PROBLEM:
Word for word, the records below are to be set down again.

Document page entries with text
== == ==
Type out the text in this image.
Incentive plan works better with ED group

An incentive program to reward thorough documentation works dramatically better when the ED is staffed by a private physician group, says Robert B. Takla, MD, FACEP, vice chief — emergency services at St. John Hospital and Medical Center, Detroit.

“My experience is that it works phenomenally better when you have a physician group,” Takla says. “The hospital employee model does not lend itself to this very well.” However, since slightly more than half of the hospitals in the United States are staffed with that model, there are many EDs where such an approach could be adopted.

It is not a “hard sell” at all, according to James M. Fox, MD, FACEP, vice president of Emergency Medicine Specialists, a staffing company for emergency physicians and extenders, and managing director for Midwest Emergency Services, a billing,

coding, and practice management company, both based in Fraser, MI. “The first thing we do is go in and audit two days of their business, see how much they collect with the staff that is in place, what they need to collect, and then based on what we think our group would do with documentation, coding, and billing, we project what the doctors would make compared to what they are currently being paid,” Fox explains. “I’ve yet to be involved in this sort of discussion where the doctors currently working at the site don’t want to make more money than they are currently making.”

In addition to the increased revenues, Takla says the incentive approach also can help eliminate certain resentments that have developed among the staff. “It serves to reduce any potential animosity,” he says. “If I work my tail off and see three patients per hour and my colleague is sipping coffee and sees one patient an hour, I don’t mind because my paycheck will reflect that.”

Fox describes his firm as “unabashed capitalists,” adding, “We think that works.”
== == ==
ANSWER BOX:
Type out the text in this image.
Incentive plan works better with ED group

An incentive program to reward thorough documentation works dramatically better when the ED is staffed by a private physician group, says Robert B. Takla, MD, FACEP, vice chief — emergency services at St. John Hospital and Medical Center, Detroit.

“My experience is that it works phenomenally better when you have a physician group,” Takla says. “The hospital employee model does not lend itself to this very well.” However, since slightly more than half of the hospitals in the United States are staffed with that model, there are many EDs where such an approach could be adopted.

It is not a “hard sell” at all, according to James M. Fox, MD, FACEP, vice president of Emergency Medicine Specialists, a staffing company for emergency physicians and extenders, and managing director for Midwest Emergency Services, a billing,

coding, and practice management company, both based in Fraser, MI. “The first thing we do is go in and audit two days of their business, see how much they collect with the staff that is in place, what they need to collect, and then based on what we think our group would do with documentation, coding, and billing, we project what the doctors would make compared to what they are currently being paid,” Fox explains. “I’ve yet to be involved in this sort of discussion where the doctors currently working at the site don’t want to make more money than they are currently making.”

In addition to the increased revenues, Takla says the incentive approach also can help eliminate certain resentments that have developed among the staff. “It serves to reduce any potential animosity,” he says. “If I work my tail off and see three patients per hour and my colleague is sipping coffee and sees one patient an hour, I don’t mind because my paycheck will reflect that.”

Fox describes his firm as “unabashed capitalists,” adding, “We think that works.”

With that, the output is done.